• **TASK PROMPT**
Gather up the lines that contain "JSON".

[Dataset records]

** BEGIN **

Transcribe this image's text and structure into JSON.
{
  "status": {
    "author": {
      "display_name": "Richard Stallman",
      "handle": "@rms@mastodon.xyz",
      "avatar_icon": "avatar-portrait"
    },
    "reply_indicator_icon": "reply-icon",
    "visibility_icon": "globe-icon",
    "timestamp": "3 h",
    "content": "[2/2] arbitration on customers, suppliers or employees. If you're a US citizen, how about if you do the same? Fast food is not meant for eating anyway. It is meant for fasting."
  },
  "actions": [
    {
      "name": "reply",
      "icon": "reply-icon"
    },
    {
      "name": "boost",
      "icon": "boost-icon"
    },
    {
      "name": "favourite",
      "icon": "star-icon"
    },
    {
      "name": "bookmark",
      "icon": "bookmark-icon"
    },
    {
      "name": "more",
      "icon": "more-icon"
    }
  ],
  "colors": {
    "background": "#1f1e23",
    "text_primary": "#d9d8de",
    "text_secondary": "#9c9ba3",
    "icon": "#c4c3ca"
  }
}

** END **
** BEGIN **

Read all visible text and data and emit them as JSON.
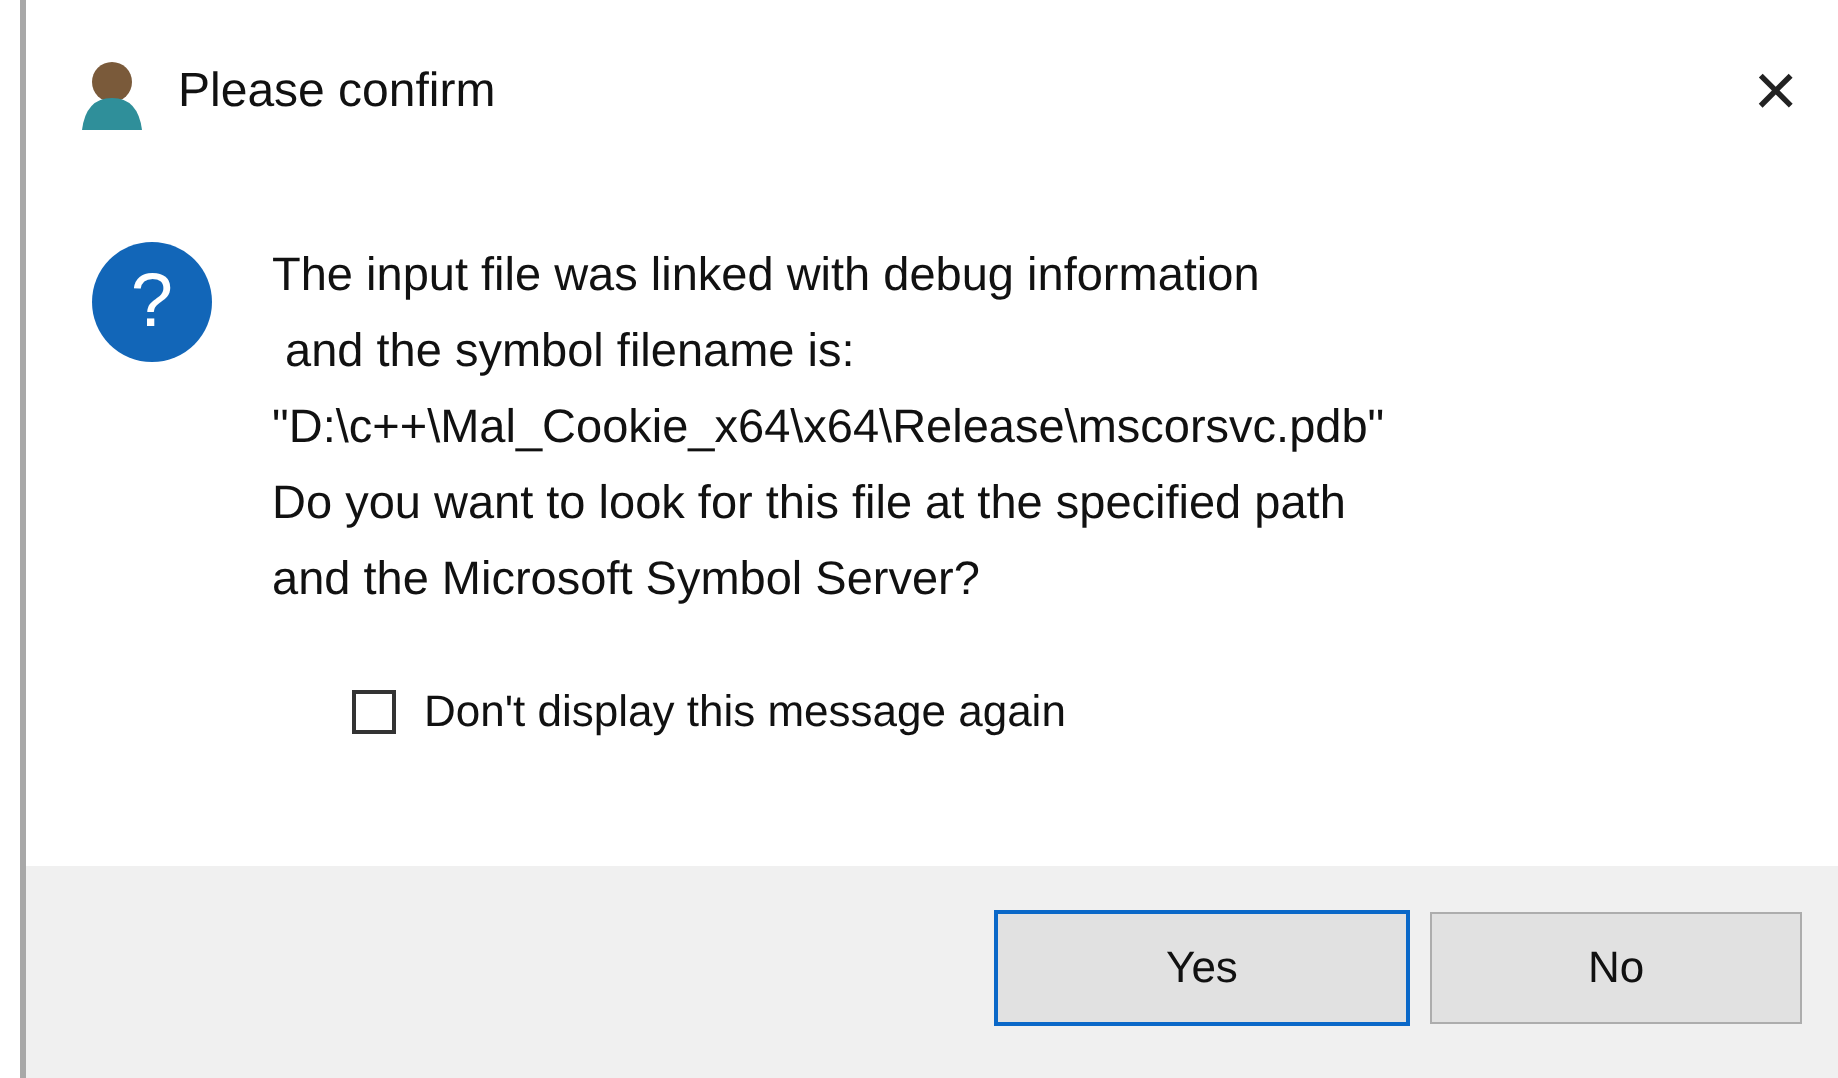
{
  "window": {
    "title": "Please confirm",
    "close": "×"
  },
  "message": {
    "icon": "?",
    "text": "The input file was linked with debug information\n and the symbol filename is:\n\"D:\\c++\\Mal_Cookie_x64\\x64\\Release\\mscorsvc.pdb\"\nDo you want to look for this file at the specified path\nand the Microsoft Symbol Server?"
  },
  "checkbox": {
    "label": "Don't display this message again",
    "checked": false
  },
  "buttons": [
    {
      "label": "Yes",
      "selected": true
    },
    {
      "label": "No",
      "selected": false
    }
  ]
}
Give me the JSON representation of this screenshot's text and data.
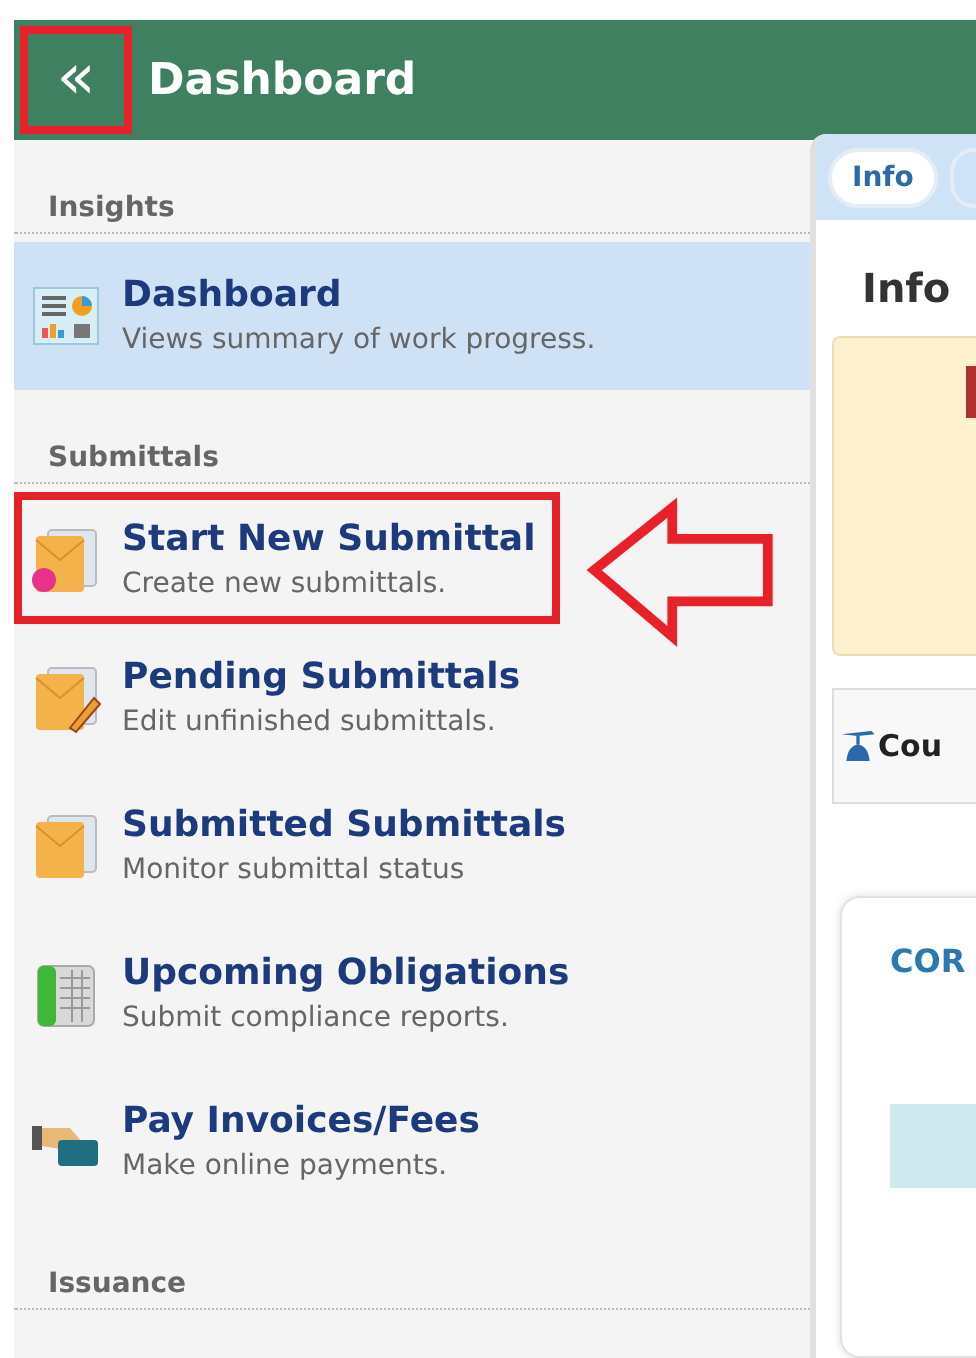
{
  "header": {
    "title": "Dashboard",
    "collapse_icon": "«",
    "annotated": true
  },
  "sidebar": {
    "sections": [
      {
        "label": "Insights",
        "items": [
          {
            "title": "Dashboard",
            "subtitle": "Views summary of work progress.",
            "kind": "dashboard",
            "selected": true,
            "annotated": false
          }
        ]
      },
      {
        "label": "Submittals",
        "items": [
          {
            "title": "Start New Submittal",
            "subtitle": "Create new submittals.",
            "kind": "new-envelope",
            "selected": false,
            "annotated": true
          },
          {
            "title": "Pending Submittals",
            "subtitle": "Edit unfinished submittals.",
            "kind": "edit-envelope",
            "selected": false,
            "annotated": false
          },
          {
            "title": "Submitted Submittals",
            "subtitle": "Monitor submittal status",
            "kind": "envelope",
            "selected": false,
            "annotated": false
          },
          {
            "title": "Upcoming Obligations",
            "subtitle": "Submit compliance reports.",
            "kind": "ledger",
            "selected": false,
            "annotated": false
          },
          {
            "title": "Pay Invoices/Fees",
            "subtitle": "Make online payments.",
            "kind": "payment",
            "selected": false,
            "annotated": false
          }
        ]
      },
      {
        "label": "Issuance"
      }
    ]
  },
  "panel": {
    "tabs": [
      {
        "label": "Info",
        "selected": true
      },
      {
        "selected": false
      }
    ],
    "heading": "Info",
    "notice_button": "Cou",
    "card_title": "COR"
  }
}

** END **
** BEGIN **

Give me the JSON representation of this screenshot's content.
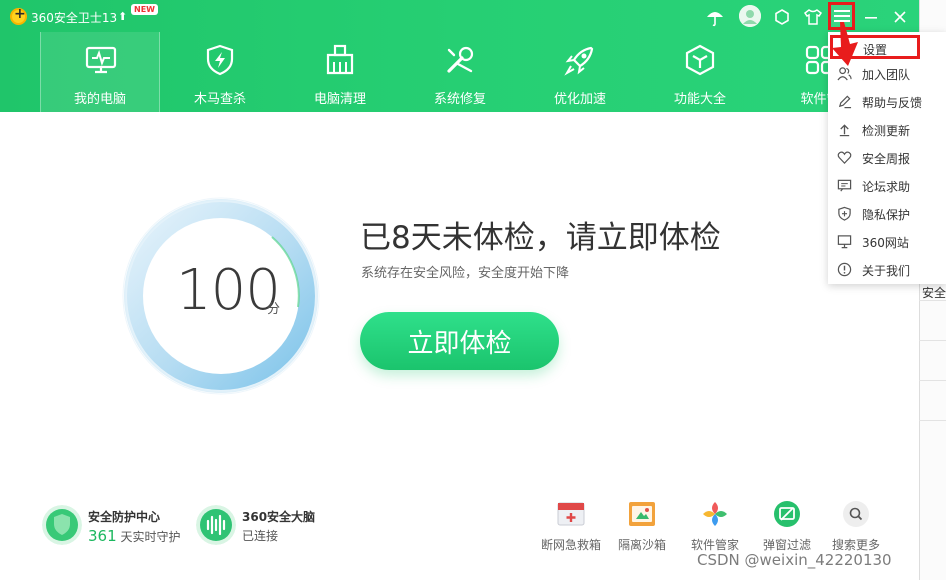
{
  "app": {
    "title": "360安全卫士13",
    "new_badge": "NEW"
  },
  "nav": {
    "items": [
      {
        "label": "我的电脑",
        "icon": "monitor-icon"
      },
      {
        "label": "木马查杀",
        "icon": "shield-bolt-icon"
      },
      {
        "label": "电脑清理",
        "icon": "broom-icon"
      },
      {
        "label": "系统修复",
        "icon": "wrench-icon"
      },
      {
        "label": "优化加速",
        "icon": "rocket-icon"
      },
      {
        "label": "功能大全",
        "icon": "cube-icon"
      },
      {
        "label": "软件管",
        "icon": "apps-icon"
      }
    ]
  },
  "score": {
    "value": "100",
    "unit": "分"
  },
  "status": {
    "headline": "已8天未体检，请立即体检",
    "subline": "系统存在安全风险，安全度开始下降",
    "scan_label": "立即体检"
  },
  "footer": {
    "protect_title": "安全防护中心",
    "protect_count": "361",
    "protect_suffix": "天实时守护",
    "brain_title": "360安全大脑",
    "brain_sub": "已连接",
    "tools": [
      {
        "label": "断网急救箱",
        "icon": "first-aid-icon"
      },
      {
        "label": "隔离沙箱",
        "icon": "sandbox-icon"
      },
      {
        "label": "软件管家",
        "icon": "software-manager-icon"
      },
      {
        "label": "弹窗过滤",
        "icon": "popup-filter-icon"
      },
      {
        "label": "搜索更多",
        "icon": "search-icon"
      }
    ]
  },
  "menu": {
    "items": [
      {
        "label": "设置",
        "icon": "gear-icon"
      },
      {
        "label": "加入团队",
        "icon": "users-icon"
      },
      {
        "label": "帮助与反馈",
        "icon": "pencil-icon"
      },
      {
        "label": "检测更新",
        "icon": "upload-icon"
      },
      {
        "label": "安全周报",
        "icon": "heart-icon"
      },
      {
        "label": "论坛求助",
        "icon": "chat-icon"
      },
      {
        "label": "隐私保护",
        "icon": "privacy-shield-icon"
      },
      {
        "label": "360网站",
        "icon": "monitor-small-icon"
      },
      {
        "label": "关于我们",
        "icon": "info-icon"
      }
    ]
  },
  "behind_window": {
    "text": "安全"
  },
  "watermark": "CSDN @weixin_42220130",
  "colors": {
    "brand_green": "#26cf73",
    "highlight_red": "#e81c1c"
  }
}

** END **

• **EXPECTED ANSWER**
Transcribe this image's text and structure into JSON.
Read all visible text and data and emit them as JSON.
Give me the JSON representation of this screenshot's text and data.
Give me the JSON representation of this screenshot's content.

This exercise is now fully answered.